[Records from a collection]
%%

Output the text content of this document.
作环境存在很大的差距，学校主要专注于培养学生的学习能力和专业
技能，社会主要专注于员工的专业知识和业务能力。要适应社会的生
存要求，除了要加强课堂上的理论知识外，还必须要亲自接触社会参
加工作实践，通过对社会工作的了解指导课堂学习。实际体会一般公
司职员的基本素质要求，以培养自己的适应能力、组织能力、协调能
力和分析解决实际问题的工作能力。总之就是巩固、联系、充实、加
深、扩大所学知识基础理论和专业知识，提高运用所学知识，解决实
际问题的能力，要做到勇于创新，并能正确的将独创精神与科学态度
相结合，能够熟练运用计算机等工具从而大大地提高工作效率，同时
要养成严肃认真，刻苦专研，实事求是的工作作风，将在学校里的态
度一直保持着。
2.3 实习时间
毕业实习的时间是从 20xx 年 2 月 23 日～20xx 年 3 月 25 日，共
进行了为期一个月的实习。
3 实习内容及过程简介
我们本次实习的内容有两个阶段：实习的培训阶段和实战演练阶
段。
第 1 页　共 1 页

%%

Restate all of the entries above precisely.

Output the text content of this document.
作环境存在很大的差距，学校主要专注于培养学生的学习能力和专业
技能，社会主要专注于员工的专业知识和业务能力。要适应社会的生
存要求，除了要加强课堂上的理论知识外，还必须要亲自接触社会参
加工作实践，通过对社会工作的了解指导课堂学习。实际体会一般公
司职员的基本素质要求，以培养自己的适应能力、组织能力、协调能
力和分析解决实际问题的工作能力。总之就是巩固、联系、充实、加
深、扩大所学知识基础理论和专业知识，提高运用所学知识，解决实
际问题的能力，要做到勇于创新，并能正确的将独创精神与科学态度
相结合，能够熟练运用计算机等工具从而大大地提高工作效率，同时
要养成严肃认真，刻苦专研，实事求是的工作作风，将在学校里的态
度一直保持着。
2.3 实习时间
毕业实习的时间是从 20xx 年 2 月 23 日～20xx 年 3 月 25 日，共
进行了为期一个月的实习。
3 实习内容及过程简介
我们本次实习的内容有两个阶段：实习的培训阶段和实战演练阶
段。
第 1 页　共 1 页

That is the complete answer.